* [Brief]: Copy out each line that mentions the word "until".

* [Information shown]:

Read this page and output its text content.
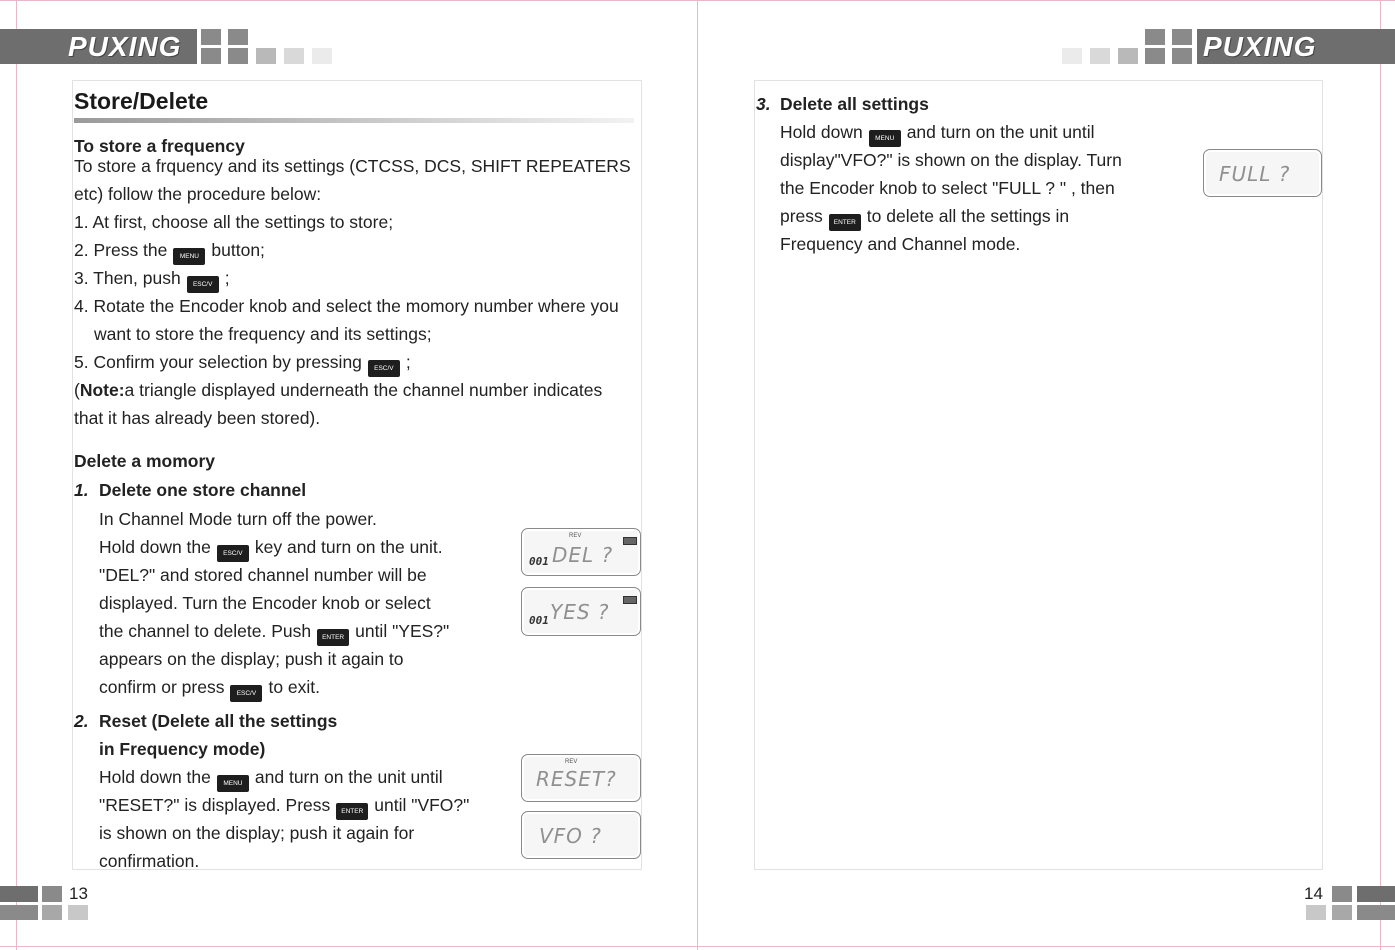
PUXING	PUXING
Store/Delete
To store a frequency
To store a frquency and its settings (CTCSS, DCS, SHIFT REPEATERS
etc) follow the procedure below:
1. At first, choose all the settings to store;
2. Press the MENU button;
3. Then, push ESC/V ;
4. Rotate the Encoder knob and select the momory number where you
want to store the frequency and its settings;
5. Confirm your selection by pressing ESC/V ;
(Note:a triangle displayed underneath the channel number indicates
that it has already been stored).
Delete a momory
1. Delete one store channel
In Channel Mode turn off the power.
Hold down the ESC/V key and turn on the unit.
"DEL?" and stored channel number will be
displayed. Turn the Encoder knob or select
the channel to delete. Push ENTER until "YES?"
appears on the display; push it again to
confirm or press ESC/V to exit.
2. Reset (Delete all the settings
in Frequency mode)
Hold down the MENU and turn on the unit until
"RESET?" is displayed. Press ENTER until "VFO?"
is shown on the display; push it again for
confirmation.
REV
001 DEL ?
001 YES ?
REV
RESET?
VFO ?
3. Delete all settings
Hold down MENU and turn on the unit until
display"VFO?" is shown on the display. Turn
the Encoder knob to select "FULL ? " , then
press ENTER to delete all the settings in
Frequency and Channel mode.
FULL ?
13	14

* [Written answer]:
the channel to delete. Push ENTER until "YES?"
Hold down the MENU and turn on the unit until
"RESET?" is displayed. Press ENTER until "VFO?"
Hold down MENU and turn on the unit until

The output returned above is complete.